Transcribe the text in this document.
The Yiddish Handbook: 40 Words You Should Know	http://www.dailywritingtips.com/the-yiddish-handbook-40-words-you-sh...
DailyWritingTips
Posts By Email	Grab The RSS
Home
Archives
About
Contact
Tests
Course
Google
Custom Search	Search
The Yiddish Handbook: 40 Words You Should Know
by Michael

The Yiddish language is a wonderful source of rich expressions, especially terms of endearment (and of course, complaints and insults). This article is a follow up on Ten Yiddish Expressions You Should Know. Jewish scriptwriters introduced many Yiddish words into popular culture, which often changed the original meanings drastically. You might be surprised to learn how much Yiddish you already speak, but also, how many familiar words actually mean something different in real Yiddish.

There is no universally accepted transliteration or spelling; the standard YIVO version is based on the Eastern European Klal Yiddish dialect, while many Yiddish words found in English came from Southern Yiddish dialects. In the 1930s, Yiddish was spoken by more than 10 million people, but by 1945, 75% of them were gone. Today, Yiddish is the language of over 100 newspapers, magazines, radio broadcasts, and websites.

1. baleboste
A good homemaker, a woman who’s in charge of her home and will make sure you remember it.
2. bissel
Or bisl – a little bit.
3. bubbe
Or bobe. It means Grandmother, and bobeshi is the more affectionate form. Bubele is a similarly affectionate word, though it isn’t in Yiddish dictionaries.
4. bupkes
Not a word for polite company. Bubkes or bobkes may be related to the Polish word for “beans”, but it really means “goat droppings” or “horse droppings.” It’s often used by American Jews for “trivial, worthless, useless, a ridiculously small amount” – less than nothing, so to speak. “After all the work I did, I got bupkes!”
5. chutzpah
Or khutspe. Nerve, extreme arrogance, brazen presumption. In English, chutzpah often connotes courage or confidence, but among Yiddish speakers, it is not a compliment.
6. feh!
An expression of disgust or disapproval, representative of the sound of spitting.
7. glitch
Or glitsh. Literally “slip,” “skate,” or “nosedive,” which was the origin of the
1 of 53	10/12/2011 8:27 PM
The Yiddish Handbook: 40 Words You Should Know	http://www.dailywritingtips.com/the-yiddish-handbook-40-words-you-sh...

Aim: Count every line in the data that contains the word "Should", then give that count and nothing else.

Task response: 4